**Exercise material:**

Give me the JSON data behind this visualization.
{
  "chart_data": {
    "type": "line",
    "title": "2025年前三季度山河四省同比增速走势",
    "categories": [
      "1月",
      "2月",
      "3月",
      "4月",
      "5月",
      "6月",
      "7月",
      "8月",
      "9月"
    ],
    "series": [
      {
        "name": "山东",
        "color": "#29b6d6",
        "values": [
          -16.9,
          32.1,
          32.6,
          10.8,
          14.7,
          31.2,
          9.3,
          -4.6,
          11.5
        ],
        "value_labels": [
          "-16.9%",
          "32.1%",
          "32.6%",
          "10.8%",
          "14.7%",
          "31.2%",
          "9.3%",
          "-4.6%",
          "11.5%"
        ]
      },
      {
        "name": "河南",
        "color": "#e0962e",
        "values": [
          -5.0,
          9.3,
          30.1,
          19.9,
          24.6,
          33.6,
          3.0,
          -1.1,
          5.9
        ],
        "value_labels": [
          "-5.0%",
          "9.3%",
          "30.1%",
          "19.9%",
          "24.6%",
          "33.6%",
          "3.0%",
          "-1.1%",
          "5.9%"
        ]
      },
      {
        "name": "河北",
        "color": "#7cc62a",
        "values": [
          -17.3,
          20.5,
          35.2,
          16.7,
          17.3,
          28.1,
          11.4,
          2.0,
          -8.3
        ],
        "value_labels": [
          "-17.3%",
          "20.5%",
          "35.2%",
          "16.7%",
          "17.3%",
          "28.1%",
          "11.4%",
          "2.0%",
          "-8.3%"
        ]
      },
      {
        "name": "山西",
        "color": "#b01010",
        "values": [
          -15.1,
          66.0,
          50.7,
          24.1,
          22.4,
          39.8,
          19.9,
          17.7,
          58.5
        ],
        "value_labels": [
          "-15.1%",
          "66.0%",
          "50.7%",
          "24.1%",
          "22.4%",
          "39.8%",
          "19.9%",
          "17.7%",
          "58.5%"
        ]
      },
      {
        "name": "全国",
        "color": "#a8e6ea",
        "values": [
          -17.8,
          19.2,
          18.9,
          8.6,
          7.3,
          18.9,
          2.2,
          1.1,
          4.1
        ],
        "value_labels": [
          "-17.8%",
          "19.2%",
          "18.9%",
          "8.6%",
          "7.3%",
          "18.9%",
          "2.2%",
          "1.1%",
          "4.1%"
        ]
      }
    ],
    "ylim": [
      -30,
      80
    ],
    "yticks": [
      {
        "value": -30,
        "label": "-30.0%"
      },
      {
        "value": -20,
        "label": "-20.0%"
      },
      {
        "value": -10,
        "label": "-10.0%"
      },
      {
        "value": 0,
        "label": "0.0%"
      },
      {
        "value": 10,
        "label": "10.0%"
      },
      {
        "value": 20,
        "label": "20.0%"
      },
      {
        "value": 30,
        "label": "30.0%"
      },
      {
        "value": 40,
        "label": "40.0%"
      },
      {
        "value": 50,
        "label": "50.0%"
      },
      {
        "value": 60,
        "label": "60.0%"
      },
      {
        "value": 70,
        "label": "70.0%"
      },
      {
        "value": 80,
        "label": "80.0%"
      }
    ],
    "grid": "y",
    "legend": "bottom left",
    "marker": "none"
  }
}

**What is asked:** Every record above should be copied exactly.

**Solution for this exercise:**
Give me the JSON data behind this visualization.
{
  "chart_data": {
    "type": "line",
    "title": "2025年前三季度山河四省同比增速走势",
    "categories": [
      "1月",
      "2月",
      "3月",
      "4月",
      "5月",
      "6月",
      "7月",
      "8月",
      "9月"
    ],
    "series": [
      {
        "name": "山东",
        "color": "#29b6d6",
        "values": [
          -16.9,
          32.1,
          32.6,
          10.8,
          14.7,
          31.2,
          9.3,
          -4.6,
          11.5
        ],
        "value_labels": [
          "-16.9%",
          "32.1%",
          "32.6%",
          "10.8%",
          "14.7%",
          "31.2%",
          "9.3%",
          "-4.6%",
          "11.5%"
        ]
      },
      {
        "name": "河南",
        "color": "#e0962e",
        "values": [
          -5.0,
          9.3,
          30.1,
          19.9,
          24.6,
          33.6,
          3.0,
          -1.1,
          5.9
        ],
        "value_labels": [
          "-5.0%",
          "9.3%",
          "30.1%",
          "19.9%",
          "24.6%",
          "33.6%",
          "3.0%",
          "-1.1%",
          "5.9%"
        ]
      },
      {
        "name": "河北",
        "color": "#7cc62a",
        "values": [
          -17.3,
          20.5,
          35.2,
          16.7,
          17.3,
          28.1,
          11.4,
          2.0,
          -8.3
        ],
        "value_labels": [
          "-17.3%",
          "20.5%",
          "35.2%",
          "16.7%",
          "17.3%",
          "28.1%",
          "11.4%",
          "2.0%",
          "-8.3%"
        ]
      },
      {
        "name": "山西",
        "color": "#b01010",
        "values": [
          -15.1,
          66.0,
          50.7,
          24.1,
          22.4,
          39.8,
          19.9,
          17.7,
          58.5
        ],
        "value_labels": [
          "-15.1%",
          "66.0%",
          "50.7%",
          "24.1%",
          "22.4%",
          "39.8%",
          "19.9%",
          "17.7%",
          "58.5%"
        ]
      },
      {
        "name": "全国",
        "color": "#a8e6ea",
        "values": [
          -17.8,
          19.2,
          18.9,
          8.6,
          7.3,
          18.9,
          2.2,
          1.1,
          4.1
        ],
        "value_labels": [
          "-17.8%",
          "19.2%",
          "18.9%",
          "8.6%",
          "7.3%",
          "18.9%",
          "2.2%",
          "1.1%",
          "4.1%"
        ]
      }
    ],
    "ylim": [
      -30,
      80
    ],
    "yticks": [
      {
        "value": -30,
        "label": "-30.0%"
      },
      {
        "value": -20,
        "label": "-20.0%"
      },
      {
        "value": -10,
        "label": "-10.0%"
      },
      {
        "value": 0,
        "label": "0.0%"
      },
      {
        "value": 10,
        "label": "10.0%"
      },
      {
        "value": 20,
        "label": "20.0%"
      },
      {
        "value": 30,
        "label": "30.0%"
      },
      {
        "value": 40,
        "label": "40.0%"
      },
      {
        "value": 50,
        "label": "50.0%"
      },
      {
        "value": 60,
        "label": "60.0%"
      },
      {
        "value": 70,
        "label": "70.0%"
      },
      {
        "value": 80,
        "label": "80.0%"
      }
    ],
    "grid": "y",
    "legend": "bottom left",
    "marker": "none"
  }
}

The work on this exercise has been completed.